EXERCISE INSTRUCTIONS => Compile every line that includes the word "this".

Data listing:

====

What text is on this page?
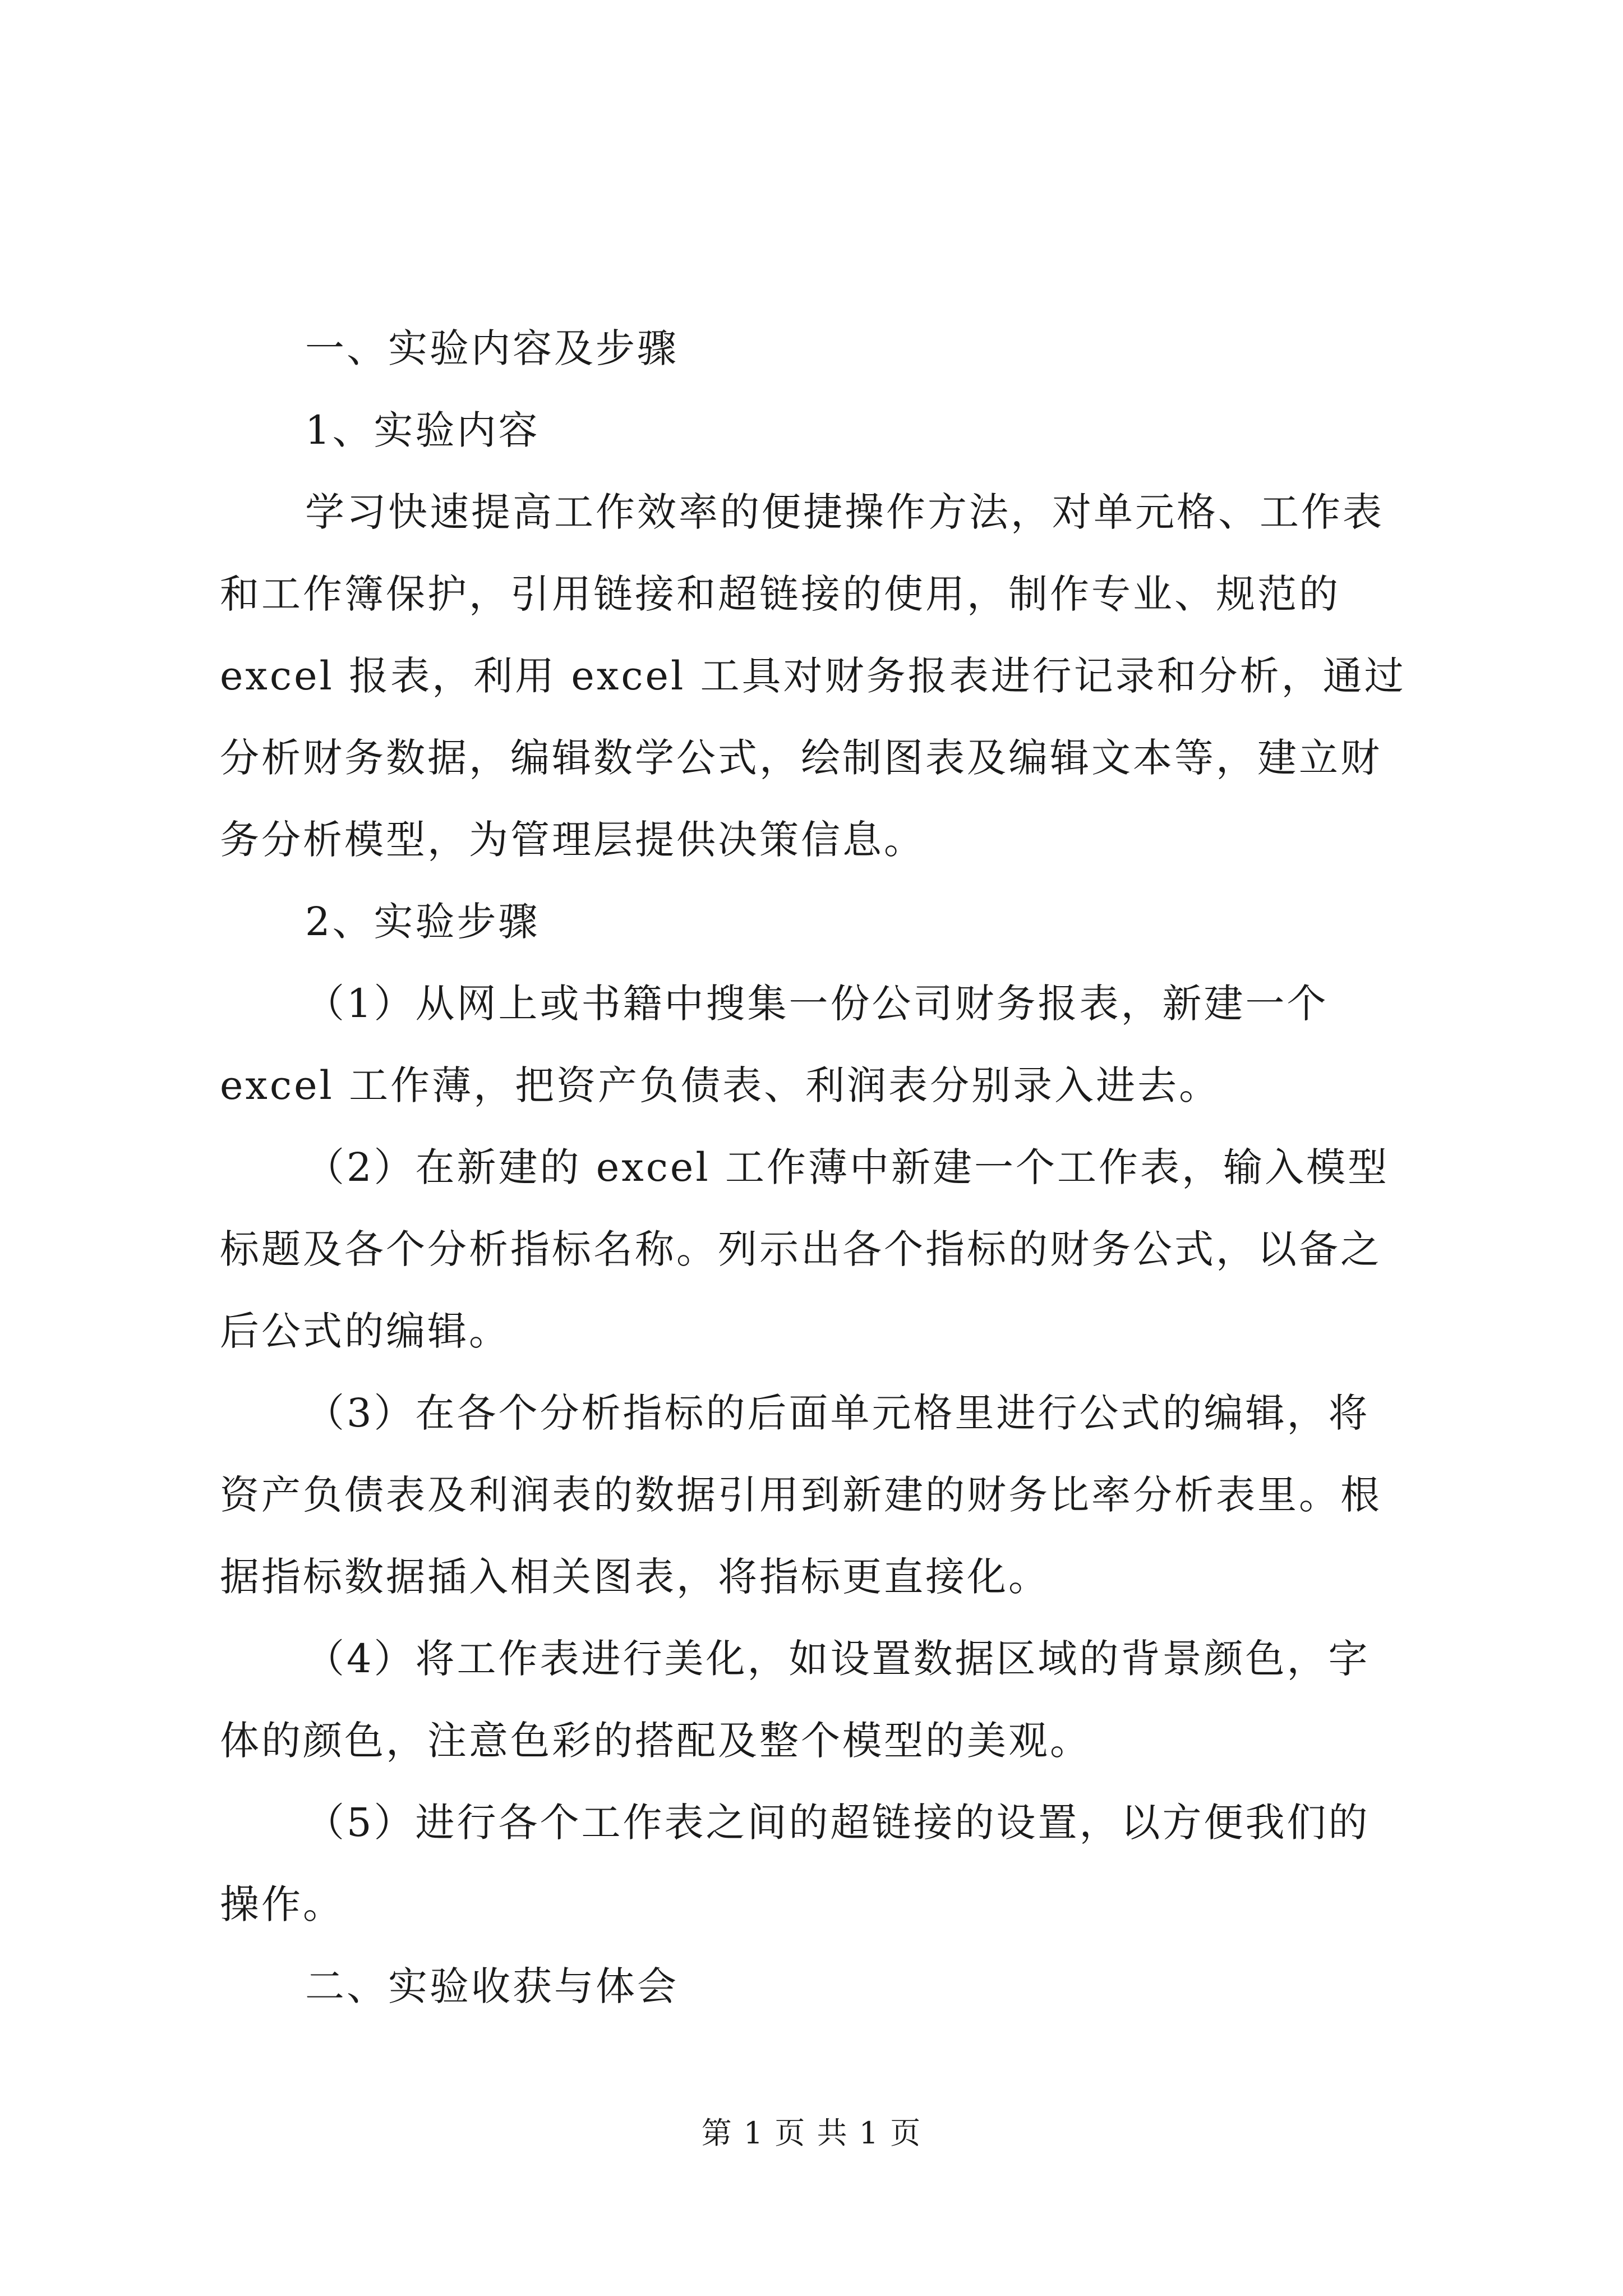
一、实验内容及步骤
1、实验内容
学习快速提高工作效率的便捷操作方法，对单元格、工作表
和工作簿保护，引用链接和超链接的使用，制作专业、规范的
excel 报表，利用 excel 工具对财务报表进行记录和分析，通过
分析财务数据，编辑数学公式，绘制图表及编辑文本等，建立财
务分析模型，为管理层提供决策信息。
2、实验步骤
（1）从网上或书籍中搜集一份公司财务报表，新建一个
excel 工作薄，把资产负债表、利润表分别录入进去。
（2）在新建的 excel 工作薄中新建一个工作表，输入模型
标题及各个分析指标名称。列示出各个指标的财务公式，以备之
后公式的编辑。
（3）在各个分析指标的后面单元格里进行公式的编辑，将
资产负债表及利润表的数据引用到新建的财务比率分析表里。根
据指标数据插入相关图表，将指标更直接化。
（4）将工作表进行美化，如设置数据区域的背景颜色，字
体的颜色，注意色彩的搭配及整个模型的美观。
（5）进行各个工作表之间的超链接的设置，以方便我们的
操作。
二、实验收获与体会
第 1 页 共 1 页
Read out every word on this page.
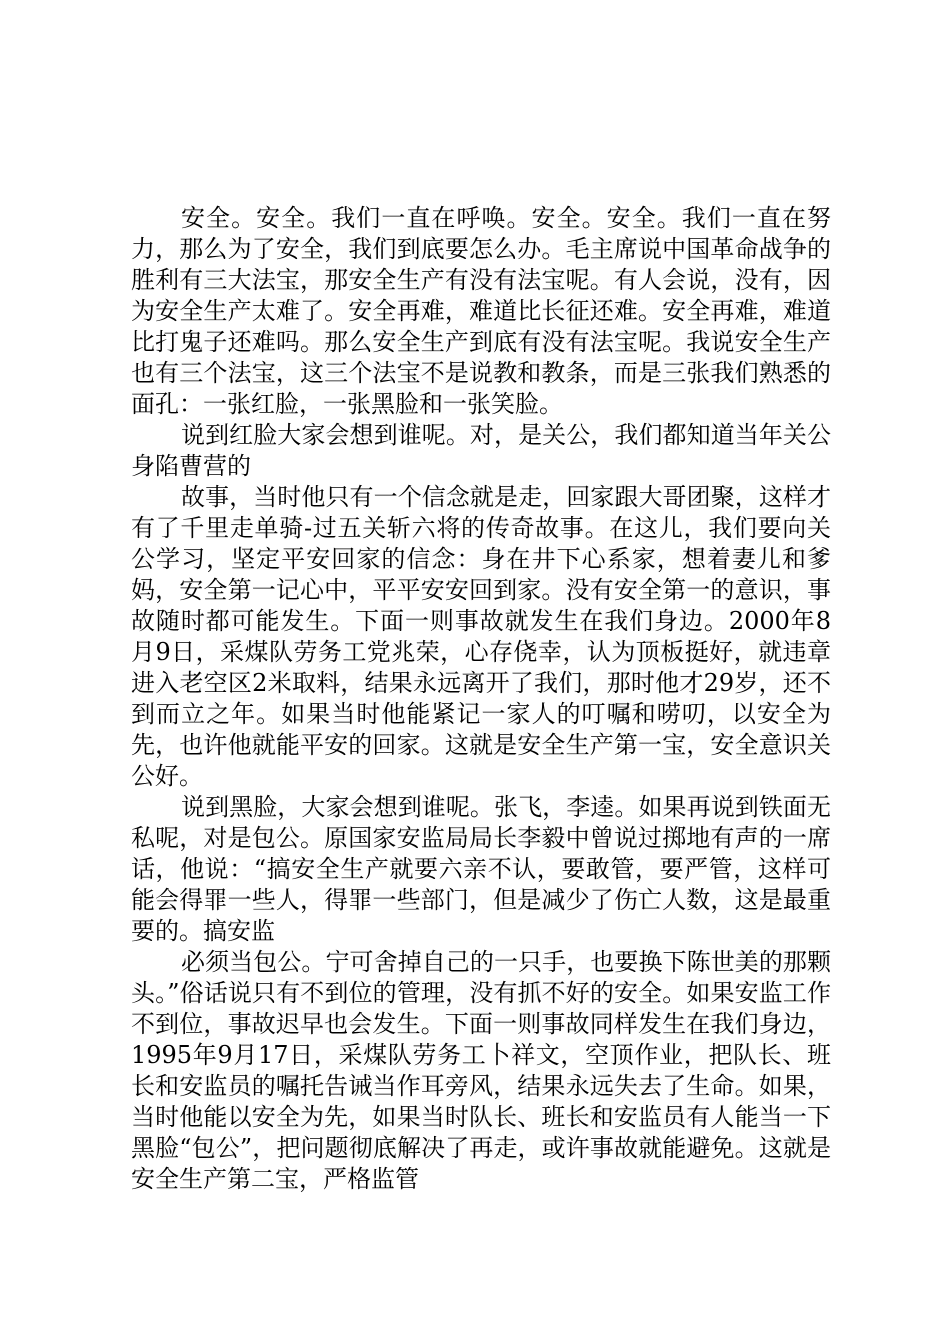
安全。安全。我们一直在呼唤。安全。安全。我们一直在努力，那么为了安全，我们到底要怎么办。毛主席说中国革命战争的胜利有三大法宝，那安全生产有没有法宝呢。有人会说，没有，因为安全生产太难了。安全再难，难道比长征还难。安全再难，难道比打鬼子还难吗。那么安全生产到底有没有法宝呢。我说安全生产也有三个法宝，这三个法宝不是说教和教条，而是三张我们熟悉的面孔：一张红脸，一张黑脸和一张笑脸。

说到红脸大家会想到谁呢。对，是关公，我们都知道当年关公身陷曹营的

故事，当时他只有一个信念就是走，回家跟大哥团聚，这样才有了千里走单骑-过五关斩六将的传奇故事。在这儿，我们要向关公学习，坚定平安回家的信念：身在井下心系家，想着妻儿和爹妈，安全第一记心中，平平安安回到家。没有安全第一的意识，事故随时都可能发生。下面一则事故就发生在我们身边。2000年8月9日，采煤队劳务工党兆荣，心存侥幸，认为顶板挺好，就违章进入老空区2米取料，结果永远离开了我们，那时他才29岁，还不到而立之年。如果当时他能紧记一家人的叮嘱和唠叨，以安全为先，也许他就能平安的回家。这就是安全生产第一宝，安全意识关公好。

说到黑脸，大家会想到谁呢。张飞，李逵。如果再说到铁面无私呢，对是包公。原国家安监局局长李毅中曾说过掷地有声的一席话，他说：“搞安全生产就要六亲不认，要敢管，要严管，这样可能会得罪一些人，得罪一些部门，但是减少了伤亡人数，这是最重要的。搞安监

必须当包公。宁可舍掉自己的一只手，也要换下陈世美的那颗头。”俗话说只有不到位的管理，没有抓不好的安全。如果安监工作不到位，事故迟早也会发生。下面一则事故同样发生在我们身边，1995年9月17日，采煤队劳务工卜祥文，空顶作业，把队长、班长和安监员的嘱托告诫当作耳旁风，结果永远失去了生命。如果，当时他能以安全为先，如果当时队长、班长和安监员有人能当一下黑脸“包公”，把问题彻底解决了再走，或许事故就能避免。这就是安全生产第二宝，严格监管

====

ANSWER TO THE TASK =>
What text is on this page?
Read out every word on this page.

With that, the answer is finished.